(Stored dataset items)
________________
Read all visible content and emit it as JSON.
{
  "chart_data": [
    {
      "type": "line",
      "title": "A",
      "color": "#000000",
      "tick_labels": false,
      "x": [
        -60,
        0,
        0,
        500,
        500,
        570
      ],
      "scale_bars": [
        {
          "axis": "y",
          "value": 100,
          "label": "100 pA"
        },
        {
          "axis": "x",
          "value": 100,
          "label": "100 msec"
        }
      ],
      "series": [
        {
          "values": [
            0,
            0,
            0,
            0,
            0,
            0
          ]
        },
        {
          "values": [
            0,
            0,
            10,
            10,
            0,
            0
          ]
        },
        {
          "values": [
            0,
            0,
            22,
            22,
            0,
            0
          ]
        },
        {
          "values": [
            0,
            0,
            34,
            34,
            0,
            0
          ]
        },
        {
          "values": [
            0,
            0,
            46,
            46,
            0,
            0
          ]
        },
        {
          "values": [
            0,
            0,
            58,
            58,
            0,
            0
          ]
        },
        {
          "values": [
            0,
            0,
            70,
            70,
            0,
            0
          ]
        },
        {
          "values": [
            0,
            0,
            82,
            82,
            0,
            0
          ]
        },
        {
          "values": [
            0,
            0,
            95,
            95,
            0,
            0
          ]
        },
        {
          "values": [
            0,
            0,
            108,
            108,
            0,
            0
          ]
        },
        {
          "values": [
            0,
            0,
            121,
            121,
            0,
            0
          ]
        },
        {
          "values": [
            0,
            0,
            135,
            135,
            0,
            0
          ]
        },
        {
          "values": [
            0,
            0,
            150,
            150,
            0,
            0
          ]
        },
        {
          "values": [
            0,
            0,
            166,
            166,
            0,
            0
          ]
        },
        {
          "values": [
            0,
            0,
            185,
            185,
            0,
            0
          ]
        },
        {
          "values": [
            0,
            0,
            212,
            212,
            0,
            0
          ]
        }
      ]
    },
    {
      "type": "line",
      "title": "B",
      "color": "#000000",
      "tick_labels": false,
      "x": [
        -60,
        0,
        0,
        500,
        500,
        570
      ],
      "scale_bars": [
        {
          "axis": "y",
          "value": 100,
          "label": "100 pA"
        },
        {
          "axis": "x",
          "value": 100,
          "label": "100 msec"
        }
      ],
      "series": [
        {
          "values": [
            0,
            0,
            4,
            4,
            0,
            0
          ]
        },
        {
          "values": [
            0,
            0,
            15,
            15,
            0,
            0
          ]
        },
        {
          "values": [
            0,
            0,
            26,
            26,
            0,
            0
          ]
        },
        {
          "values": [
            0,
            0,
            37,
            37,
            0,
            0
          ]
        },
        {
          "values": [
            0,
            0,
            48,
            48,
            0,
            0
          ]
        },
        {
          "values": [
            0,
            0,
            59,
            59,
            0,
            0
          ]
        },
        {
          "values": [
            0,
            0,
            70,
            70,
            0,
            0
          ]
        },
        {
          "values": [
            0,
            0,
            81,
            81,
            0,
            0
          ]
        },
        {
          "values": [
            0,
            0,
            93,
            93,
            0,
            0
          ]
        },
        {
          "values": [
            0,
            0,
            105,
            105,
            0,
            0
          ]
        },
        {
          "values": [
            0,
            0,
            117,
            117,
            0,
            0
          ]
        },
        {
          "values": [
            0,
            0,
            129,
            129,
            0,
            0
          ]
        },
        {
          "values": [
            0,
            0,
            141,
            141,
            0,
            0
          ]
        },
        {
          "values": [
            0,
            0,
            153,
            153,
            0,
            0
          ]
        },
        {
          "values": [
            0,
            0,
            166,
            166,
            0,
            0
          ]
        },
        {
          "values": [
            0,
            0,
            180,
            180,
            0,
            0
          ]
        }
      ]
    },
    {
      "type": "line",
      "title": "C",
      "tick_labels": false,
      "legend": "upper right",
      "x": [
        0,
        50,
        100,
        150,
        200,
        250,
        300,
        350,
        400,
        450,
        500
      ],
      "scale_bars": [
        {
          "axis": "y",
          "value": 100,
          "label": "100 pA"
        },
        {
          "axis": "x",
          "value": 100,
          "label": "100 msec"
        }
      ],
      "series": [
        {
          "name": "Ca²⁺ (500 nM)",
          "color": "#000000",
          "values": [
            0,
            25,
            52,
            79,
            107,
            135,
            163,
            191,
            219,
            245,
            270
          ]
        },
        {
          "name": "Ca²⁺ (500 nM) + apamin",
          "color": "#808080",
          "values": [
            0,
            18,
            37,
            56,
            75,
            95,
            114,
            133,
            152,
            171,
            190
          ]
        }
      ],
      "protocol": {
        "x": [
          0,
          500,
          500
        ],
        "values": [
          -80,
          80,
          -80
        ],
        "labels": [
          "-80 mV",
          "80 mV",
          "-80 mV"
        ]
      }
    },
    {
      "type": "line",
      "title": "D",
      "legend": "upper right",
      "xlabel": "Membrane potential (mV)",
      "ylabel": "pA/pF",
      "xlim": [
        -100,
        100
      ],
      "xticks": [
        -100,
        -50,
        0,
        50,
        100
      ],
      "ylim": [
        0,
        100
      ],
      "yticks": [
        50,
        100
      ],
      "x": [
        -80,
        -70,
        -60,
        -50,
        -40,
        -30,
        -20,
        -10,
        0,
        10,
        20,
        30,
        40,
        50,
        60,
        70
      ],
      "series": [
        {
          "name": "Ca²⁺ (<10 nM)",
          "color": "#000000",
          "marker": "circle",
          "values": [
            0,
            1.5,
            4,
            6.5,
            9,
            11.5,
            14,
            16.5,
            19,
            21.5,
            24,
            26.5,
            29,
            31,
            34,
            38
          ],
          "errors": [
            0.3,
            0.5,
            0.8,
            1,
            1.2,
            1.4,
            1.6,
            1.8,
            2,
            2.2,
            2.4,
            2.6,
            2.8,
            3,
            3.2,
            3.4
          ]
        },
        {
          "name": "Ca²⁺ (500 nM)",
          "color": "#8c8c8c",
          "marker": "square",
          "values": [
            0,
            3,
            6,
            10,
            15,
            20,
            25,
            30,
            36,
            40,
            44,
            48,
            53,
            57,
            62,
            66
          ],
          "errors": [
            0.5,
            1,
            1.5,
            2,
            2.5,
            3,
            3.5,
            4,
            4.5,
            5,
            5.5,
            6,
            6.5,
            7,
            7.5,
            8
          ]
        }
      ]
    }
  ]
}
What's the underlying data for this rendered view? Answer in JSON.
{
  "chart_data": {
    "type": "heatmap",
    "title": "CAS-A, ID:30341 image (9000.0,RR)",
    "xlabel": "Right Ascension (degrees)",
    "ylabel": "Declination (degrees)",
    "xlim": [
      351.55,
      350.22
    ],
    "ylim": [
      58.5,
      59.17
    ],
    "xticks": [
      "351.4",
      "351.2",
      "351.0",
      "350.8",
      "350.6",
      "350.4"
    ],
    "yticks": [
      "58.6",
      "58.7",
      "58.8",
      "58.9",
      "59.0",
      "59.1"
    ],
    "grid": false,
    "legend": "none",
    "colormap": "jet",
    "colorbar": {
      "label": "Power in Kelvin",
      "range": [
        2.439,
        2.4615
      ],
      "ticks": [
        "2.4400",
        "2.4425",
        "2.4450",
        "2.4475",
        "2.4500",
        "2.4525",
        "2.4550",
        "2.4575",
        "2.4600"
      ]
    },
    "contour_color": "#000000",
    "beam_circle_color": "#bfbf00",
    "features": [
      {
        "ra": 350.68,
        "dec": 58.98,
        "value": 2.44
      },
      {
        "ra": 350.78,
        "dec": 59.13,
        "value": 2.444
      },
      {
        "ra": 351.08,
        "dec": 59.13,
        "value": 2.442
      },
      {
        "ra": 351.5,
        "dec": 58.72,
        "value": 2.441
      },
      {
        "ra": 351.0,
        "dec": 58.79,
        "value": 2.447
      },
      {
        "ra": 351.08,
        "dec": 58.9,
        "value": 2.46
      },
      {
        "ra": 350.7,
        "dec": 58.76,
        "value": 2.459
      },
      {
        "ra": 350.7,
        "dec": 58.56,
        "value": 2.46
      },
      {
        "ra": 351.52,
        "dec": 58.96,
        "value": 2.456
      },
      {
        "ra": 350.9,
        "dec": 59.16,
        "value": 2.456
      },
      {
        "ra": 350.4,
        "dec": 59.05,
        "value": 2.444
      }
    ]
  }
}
________________
Scan the listing above. Gather each line that contains the word "name".

          "name": "Ca²⁺ (500 nM)",
          "name": "Ca²⁺ (500 nM) + apamin",
          "name": "Ca²⁺ (<10 nM)",
          "name": "Ca²⁺ (500 nM)",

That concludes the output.